(Data entries)
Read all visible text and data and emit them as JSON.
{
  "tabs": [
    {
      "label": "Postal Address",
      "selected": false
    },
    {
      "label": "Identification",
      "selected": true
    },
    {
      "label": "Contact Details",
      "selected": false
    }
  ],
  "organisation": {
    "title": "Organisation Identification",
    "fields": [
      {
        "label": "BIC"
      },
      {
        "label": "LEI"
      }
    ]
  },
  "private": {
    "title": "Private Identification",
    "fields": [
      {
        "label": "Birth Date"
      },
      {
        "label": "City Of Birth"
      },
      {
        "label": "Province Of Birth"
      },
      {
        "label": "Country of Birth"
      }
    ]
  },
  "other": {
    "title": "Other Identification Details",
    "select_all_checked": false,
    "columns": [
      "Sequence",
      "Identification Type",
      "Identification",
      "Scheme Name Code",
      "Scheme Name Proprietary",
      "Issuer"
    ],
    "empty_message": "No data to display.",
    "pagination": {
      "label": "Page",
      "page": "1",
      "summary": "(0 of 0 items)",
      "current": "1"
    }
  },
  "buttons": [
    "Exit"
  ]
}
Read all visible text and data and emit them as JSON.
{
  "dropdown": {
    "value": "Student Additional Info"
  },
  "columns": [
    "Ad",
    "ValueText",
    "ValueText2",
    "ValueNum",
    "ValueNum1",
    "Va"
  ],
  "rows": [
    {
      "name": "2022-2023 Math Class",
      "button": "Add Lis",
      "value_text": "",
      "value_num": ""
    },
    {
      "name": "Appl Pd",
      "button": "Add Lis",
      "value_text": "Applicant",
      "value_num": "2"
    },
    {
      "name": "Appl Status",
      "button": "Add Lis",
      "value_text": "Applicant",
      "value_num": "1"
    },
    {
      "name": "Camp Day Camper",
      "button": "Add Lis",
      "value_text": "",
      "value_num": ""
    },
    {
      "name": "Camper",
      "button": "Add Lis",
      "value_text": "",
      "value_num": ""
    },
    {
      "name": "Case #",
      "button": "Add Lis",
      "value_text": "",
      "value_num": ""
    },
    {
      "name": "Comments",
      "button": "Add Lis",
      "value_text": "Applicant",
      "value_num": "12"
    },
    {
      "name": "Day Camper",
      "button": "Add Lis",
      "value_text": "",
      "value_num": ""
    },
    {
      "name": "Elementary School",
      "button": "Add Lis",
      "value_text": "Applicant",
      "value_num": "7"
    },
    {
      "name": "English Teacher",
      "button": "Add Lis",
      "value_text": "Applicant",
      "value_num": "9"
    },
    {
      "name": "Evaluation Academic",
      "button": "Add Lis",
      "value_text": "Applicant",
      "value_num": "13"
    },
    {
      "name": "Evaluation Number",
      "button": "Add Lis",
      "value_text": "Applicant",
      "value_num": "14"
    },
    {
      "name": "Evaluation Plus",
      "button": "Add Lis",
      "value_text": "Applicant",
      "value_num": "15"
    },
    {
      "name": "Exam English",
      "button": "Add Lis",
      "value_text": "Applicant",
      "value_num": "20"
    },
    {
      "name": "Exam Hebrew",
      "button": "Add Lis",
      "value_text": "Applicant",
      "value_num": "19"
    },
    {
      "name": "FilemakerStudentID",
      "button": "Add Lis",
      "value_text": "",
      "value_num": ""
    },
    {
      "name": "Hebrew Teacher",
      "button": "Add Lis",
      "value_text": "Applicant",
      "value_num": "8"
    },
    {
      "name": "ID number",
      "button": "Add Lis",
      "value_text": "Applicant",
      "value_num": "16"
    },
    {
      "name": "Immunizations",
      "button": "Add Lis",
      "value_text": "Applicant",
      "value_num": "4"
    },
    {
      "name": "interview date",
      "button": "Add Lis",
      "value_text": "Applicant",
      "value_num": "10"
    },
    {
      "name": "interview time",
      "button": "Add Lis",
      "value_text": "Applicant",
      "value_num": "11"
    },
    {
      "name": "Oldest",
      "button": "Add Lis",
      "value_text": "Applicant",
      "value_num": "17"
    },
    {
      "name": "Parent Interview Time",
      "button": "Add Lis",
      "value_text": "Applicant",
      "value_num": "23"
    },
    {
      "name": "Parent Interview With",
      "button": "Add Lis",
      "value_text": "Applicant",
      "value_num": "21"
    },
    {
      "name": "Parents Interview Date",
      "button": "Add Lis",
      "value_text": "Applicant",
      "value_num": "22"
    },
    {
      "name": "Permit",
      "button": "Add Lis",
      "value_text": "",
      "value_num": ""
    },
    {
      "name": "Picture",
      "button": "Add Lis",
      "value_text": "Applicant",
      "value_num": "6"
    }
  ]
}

=== OBJECTIVE ===
Copy every line of the material, please, keeping it exactly the same.

=== EXERCISE OUTPUT ===
Read all visible text and data and emit them as JSON.
{
  "tabs": [
    {
      "label": "Postal Address",
      "selected": false
    },
    {
      "label": "Identification",
      "selected": true
    },
    {
      "label": "Contact Details",
      "selected": false
    }
  ],
  "organisation": {
    "title": "Organisation Identification",
    "fields": [
      {
        "label": "BIC"
      },
      {
        "label": "LEI"
      }
    ]
  },
  "private": {
    "title": "Private Identification",
    "fields": [
      {
        "label": "Birth Date"
      },
      {
        "label": "City Of Birth"
      },
      {
        "label": "Province Of Birth"
      },
      {
        "label": "Country of Birth"
      }
    ]
  },
  "other": {
    "title": "Other Identification Details",
    "select_all_checked": false,
    "columns": [
      "Sequence",
      "Identification Type",
      "Identification",
      "Scheme Name Code",
      "Scheme Name Proprietary",
      "Issuer"
    ],
    "empty_message": "No data to display.",
    "pagination": {
      "label": "Page",
      "page": "1",
      "summary": "(0 of 0 items)",
      "current": "1"
    }
  },
  "buttons": [
    "Exit"
  ]
}
Read all visible text and data and emit them as JSON.
{
  "dropdown": {
    "value": "Student Additional Info"
  },
  "columns": [
    "Ad",
    "ValueText",
    "ValueText2",
    "ValueNum",
    "ValueNum1",
    "Va"
  ],
  "rows": [
    {
      "name": "2022-2023 Math Class",
      "button": "Add Lis",
      "value_text": "",
      "value_num": ""
    },
    {
      "name": "Appl Pd",
      "button": "Add Lis",
      "value_text": "Applicant",
      "value_num": "2"
    },
    {
      "name": "Appl Status",
      "button": "Add Lis",
      "value_text": "Applicant",
      "value_num": "1"
    },
    {
      "name": "Camp Day Camper",
      "button": "Add Lis",
      "value_text": "",
      "value_num": ""
    },
    {
      "name": "Camper",
      "button": "Add Lis",
      "value_text": "",
      "value_num": ""
    },
    {
      "name": "Case #",
      "button": "Add Lis",
      "value_text": "",
      "value_num": ""
    },
    {
      "name": "Comments",
      "button": "Add Lis",
      "value_text": "Applicant",
      "value_num": "12"
    },
    {
      "name": "Day Camper",
      "button": "Add Lis",
      "value_text": "",
      "value_num": ""
    },
    {
      "name": "Elementary School",
      "button": "Add Lis",
      "value_text": "Applicant",
      "value_num": "7"
    },
    {
      "name": "English Teacher",
      "button": "Add Lis",
      "value_text": "Applicant",
      "value_num": "9"
    },
    {
      "name": "Evaluation Academic",
      "button": "Add Lis",
      "value_text": "Applicant",
      "value_num": "13"
    },
    {
      "name": "Evaluation Number",
      "button": "Add Lis",
      "value_text": "Applicant",
      "value_num": "14"
    },
    {
      "name": "Evaluation Plus",
      "button": "Add Lis",
      "value_text": "Applicant",
      "value_num": "15"
    },
    {
      "name": "Exam English",
      "button": "Add Lis",
      "value_text": "Applicant",
      "value_num": "20"
    },
    {
      "name": "Exam Hebrew",
      "button": "Add Lis",
      "value_text": "Applicant",
      "value_num": "19"
    },
    {
      "name": "FilemakerStudentID",
      "button": "Add Lis",
      "value_text": "",
      "value_num": ""
    },
    {
      "name": "Hebrew Teacher",
      "button": "Add Lis",
      "value_text": "Applicant",
      "value_num": "8"
    },
    {
      "name": "ID number",
      "button": "Add Lis",
      "value_text": "Applicant",
      "value_num": "16"
    },
    {
      "name": "Immunizations",
      "button": "Add Lis",
      "value_text": "Applicant",
      "value_num": "4"
    },
    {
      "name": "interview date",
      "button": "Add Lis",
      "value_text": "Applicant",
      "value_num": "10"
    },
    {
      "name": "interview time",
      "button": "Add Lis",
      "value_text": "Applicant",
      "value_num": "11"
    },
    {
      "name": "Oldest",
      "button": "Add Lis",
      "value_text": "Applicant",
      "value_num": "17"
    },
    {
      "name": "Parent Interview Time",
      "button": "Add Lis",
      "value_text": "Applicant",
      "value_num": "23"
    },
    {
      "name": "Parent Interview With",
      "button": "Add Lis",
      "value_text": "Applicant",
      "value_num": "21"
    },
    {
      "name": "Parents Interview Date",
      "button": "Add Lis",
      "value_text": "Applicant",
      "value_num": "22"
    },
    {
      "name": "Permit",
      "button": "Add Lis",
      "value_text": "",
      "value_num": ""
    },
    {
      "name": "Picture",
      "button": "Add Lis",
      "value_text": "Applicant",
      "value_num": "6"
    }
  ]
}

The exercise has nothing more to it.